→ Work to be completed: Gather each line of the records where "Contact" appears.

***** Data

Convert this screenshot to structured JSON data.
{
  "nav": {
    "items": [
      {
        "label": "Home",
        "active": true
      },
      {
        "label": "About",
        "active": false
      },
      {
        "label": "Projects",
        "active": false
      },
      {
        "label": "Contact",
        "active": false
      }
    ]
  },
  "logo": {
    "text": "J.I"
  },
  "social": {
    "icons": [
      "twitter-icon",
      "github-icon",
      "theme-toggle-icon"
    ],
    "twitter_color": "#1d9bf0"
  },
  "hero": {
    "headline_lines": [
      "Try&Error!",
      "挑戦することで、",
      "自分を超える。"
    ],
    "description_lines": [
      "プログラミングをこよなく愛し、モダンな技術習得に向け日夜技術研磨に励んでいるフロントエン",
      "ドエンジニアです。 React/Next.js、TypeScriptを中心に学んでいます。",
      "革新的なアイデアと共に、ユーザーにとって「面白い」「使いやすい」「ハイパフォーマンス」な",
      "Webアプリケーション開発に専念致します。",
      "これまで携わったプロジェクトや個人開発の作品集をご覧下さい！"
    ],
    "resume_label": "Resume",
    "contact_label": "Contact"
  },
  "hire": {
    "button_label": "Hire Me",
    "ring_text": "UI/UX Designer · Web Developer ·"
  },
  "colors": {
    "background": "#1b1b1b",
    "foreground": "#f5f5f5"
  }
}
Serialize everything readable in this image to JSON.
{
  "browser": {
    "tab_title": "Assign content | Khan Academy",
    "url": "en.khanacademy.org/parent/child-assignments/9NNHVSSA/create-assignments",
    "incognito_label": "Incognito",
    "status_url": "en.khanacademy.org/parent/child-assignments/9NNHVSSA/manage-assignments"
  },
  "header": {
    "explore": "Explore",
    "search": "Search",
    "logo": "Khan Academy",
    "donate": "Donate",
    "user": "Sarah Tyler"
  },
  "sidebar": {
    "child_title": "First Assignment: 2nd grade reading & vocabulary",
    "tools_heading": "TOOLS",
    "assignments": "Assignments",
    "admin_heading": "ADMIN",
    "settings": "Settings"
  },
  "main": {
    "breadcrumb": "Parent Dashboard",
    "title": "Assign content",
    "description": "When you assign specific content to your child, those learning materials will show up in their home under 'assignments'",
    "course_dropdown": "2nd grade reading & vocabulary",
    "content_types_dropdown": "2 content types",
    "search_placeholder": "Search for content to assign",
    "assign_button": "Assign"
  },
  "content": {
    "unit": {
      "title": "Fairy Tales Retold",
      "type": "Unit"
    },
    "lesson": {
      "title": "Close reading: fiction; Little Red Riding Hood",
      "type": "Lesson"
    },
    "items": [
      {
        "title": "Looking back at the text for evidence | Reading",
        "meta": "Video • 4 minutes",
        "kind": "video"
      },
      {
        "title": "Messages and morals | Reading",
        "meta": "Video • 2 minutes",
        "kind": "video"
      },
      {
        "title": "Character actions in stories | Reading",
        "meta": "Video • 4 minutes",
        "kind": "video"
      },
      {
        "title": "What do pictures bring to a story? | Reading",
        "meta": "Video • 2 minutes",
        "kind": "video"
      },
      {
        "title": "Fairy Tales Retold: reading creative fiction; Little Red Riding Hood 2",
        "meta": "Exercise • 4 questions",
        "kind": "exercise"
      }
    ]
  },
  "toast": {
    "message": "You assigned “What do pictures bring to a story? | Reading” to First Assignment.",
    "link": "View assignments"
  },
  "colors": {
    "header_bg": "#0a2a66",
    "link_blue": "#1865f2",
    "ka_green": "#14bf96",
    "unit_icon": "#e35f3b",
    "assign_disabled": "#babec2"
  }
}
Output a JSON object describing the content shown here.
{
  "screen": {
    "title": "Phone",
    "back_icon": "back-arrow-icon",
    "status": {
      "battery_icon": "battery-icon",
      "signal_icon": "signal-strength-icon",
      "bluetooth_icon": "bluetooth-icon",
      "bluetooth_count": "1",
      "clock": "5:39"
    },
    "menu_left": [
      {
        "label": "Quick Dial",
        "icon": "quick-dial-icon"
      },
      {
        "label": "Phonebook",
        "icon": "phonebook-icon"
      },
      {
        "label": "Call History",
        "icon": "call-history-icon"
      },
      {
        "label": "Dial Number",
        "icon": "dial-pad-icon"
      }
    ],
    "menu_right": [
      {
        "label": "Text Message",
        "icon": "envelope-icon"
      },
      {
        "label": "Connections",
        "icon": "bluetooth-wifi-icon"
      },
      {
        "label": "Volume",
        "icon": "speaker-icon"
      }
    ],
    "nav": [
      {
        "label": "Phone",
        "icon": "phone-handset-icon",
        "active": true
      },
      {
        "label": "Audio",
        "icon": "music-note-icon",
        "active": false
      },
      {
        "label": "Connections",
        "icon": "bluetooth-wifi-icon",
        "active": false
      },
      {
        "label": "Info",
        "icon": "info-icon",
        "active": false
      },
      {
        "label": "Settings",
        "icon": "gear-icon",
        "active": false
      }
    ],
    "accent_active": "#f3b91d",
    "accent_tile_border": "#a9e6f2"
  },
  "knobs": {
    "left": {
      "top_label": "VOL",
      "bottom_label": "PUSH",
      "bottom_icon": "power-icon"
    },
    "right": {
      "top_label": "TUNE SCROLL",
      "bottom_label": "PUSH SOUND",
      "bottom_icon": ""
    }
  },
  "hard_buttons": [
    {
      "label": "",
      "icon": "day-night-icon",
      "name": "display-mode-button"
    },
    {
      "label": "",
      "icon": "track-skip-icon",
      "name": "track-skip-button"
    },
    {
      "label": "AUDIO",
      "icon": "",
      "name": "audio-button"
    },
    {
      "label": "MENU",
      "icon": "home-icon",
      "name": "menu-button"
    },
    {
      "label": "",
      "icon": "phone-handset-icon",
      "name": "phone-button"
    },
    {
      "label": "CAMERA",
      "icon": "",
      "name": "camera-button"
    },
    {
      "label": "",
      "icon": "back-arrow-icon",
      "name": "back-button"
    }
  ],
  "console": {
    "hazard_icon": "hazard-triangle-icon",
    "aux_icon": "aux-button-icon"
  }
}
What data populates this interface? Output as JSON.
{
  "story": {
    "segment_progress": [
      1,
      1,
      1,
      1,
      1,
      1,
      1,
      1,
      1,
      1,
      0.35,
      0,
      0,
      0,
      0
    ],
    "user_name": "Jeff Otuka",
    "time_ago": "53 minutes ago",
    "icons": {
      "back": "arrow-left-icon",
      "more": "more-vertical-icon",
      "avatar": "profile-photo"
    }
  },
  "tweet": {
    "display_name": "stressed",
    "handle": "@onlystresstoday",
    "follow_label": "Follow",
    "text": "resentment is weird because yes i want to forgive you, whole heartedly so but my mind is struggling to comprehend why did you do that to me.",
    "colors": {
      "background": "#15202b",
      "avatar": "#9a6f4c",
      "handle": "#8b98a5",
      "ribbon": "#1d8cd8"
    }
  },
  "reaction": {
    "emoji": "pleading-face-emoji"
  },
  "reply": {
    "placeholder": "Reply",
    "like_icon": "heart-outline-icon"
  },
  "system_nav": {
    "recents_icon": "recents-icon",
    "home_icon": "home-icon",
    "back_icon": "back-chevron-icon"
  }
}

**********

→ Reply to the task:
        "label": "Contact",
    "contact_label": "Contact"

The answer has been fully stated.